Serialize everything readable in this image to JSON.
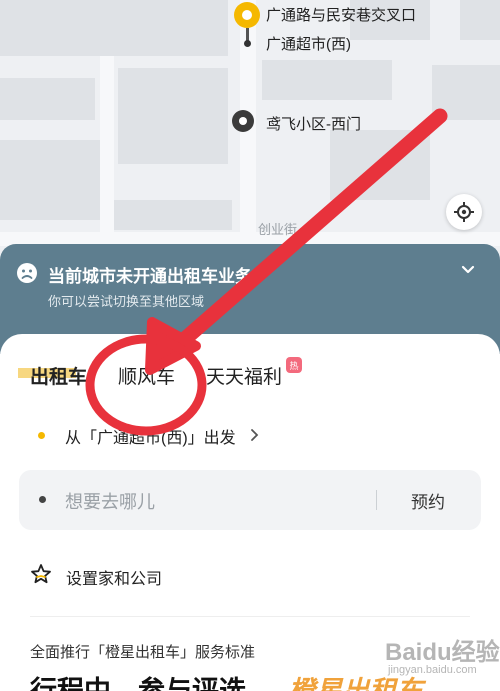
{
  "map": {
    "poi_1": "广通路与民安巷交叉口",
    "poi_2": "广通超市(西)",
    "poi_3": "鸢飞小区-西门",
    "street": "创业街"
  },
  "notice": {
    "title": "当前城市未开通出租车业务",
    "subtitle": "你可以尝试切换至其他区域"
  },
  "tabs": [
    {
      "label": "出租车",
      "active": true
    },
    {
      "label": "顺风车",
      "active": false
    },
    {
      "label": "天天福利",
      "active": false,
      "badge": "热"
    }
  ],
  "pickup": {
    "text": "从「广通超市(西)」出发"
  },
  "destination": {
    "placeholder": "想要去哪儿",
    "reserve_label": "预约"
  },
  "home_company": {
    "label": "设置家和公司"
  },
  "promo": {
    "line": "全面推行「橙星出租车」服务标准",
    "title": "行程中，参与评选",
    "brand": "橙星出租车"
  },
  "watermark": {
    "text": "Baidu经验",
    "sub": "jingyan.baidu.com"
  },
  "colors": {
    "accent_yellow": "#f5b800",
    "notice_bg": "#5e7e8f",
    "annotation_red": "#e8323c",
    "tab_highlight": "#f7d780"
  }
}
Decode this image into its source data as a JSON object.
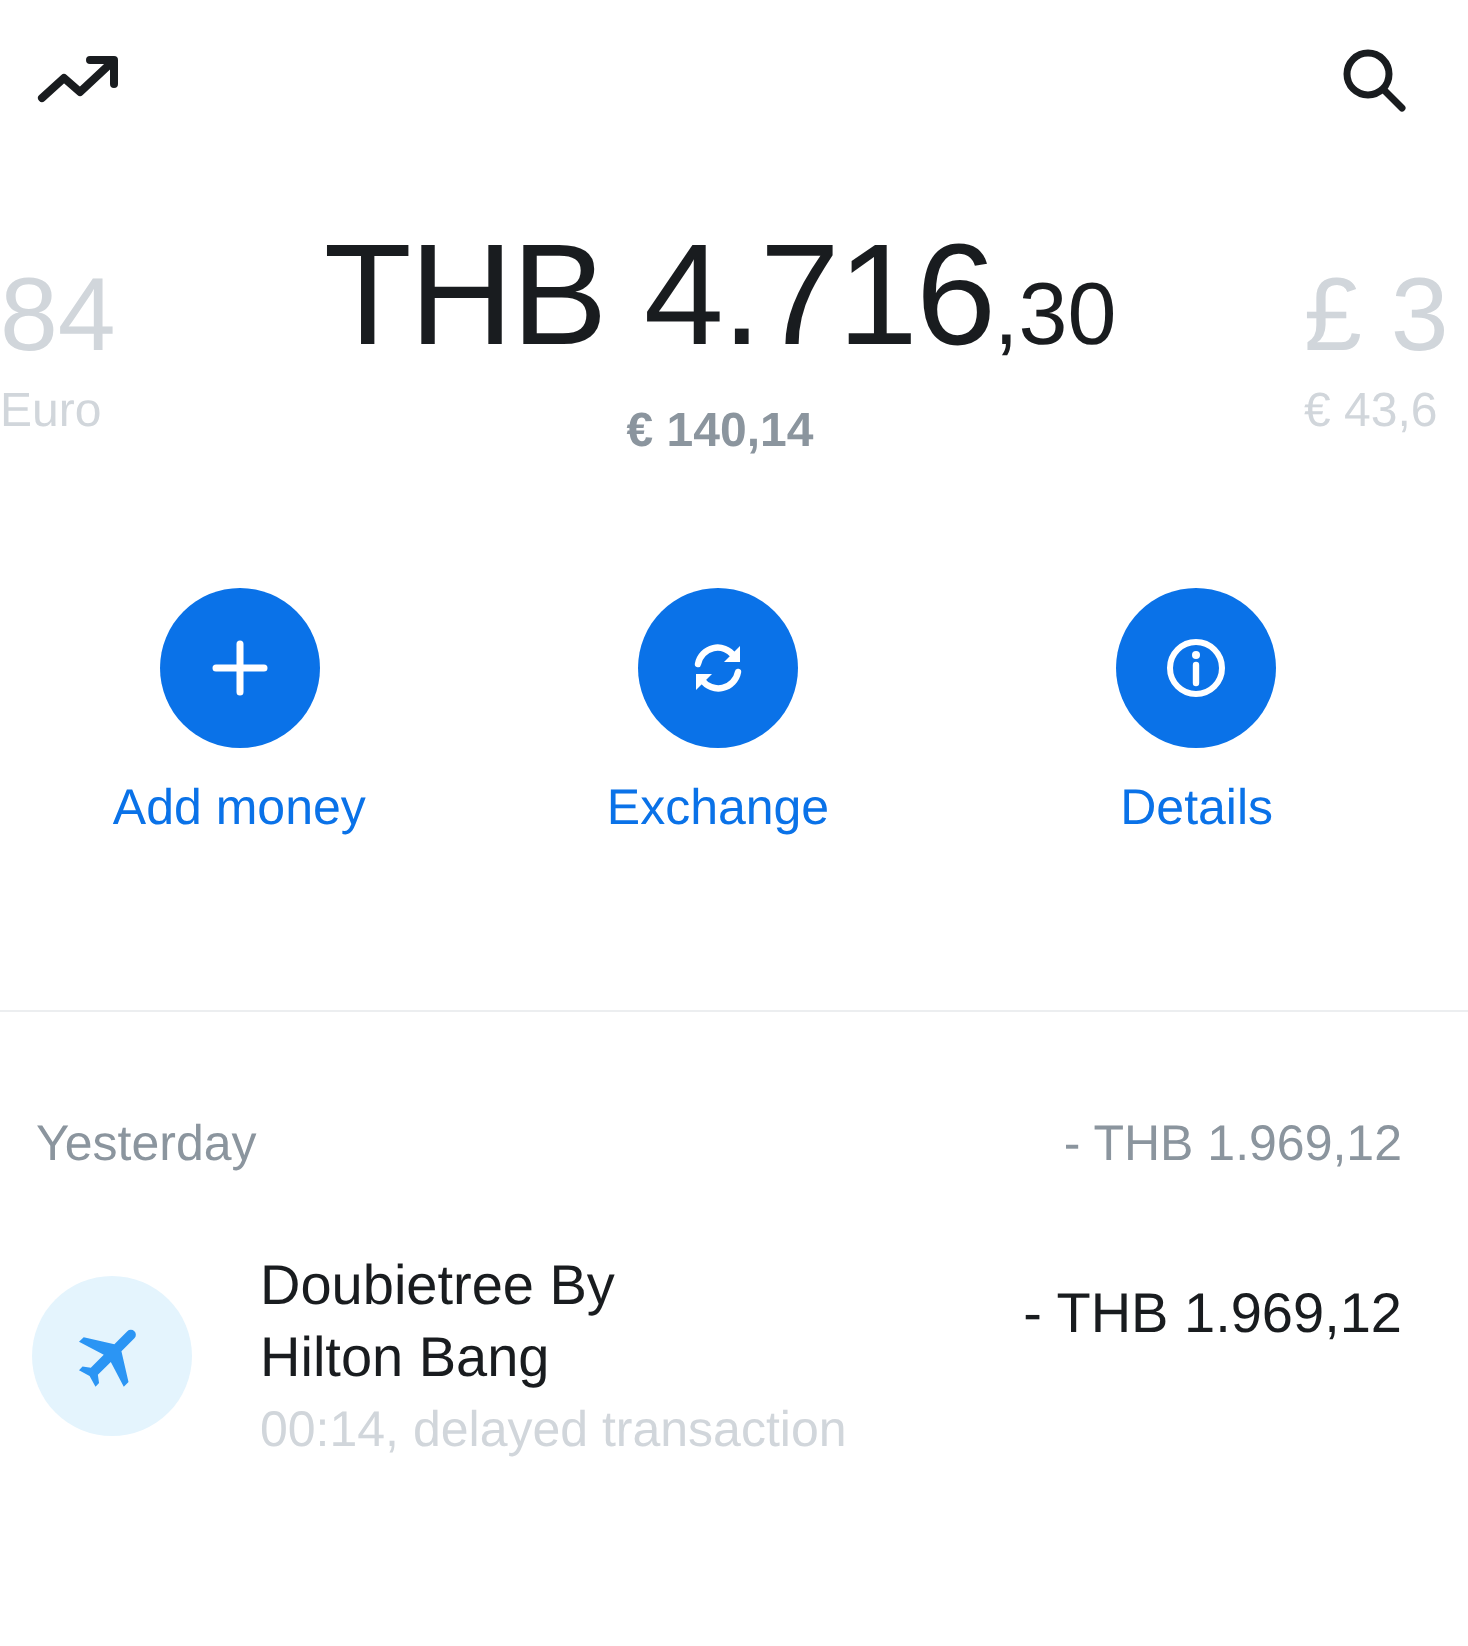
{
  "balances": [
    {
      "amount": "84",
      "converted": "Euro",
      "selected": false
    },
    {
      "amount": "THB 4.716",
      "decimals": ",30",
      "converted": "€ 140,14",
      "selected": true
    },
    {
      "amount": "£ 3",
      "converted": "€ 43,6",
      "selected": false
    }
  ],
  "actions": [
    {
      "kind": "plus",
      "label": "Add money"
    },
    {
      "kind": "exchange",
      "label": "Exchange"
    },
    {
      "kind": "info",
      "label": "Details"
    }
  ],
  "day": {
    "label": "Yesterday",
    "total": "- THB 1.969,12"
  },
  "transactions": [
    {
      "title": "Doubietree By Hilton Bang",
      "amount": "- THB 1.969,12",
      "subtitle": "00:14, delayed transaction"
    }
  ]
}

──────────

### Directions for this task
Output only the lines from the one that contains "Decode this image" to the end of the entries above, both end lines included, and drop the pictures.

### Response below
Decode this image into its source data as a JSON object.
{
  "balances": [
    {
      "amount": "84",
      "converted": "Euro",
      "selected": false
    },
    {
      "amount": "THB 4.716",
      "decimals": ",30",
      "converted": "€ 140,14",
      "selected": true
    },
    {
      "amount": "£ 3",
      "converted": "€ 43,6",
      "selected": false
    }
  ],
  "actions": [
    {
      "kind": "plus",
      "label": "Add money"
    },
    {
      "kind": "exchange",
      "label": "Exchange"
    },
    {
      "kind": "info",
      "label": "Details"
    }
  ],
  "day": {
    "label": "Yesterday",
    "total": "- THB 1.969,12"
  },
  "transactions": [
    {
      "title": "Doubietree By Hilton Bang",
      "amount": "- THB 1.969,12",
      "subtitle": "00:14, delayed transaction"
    }
  ]
}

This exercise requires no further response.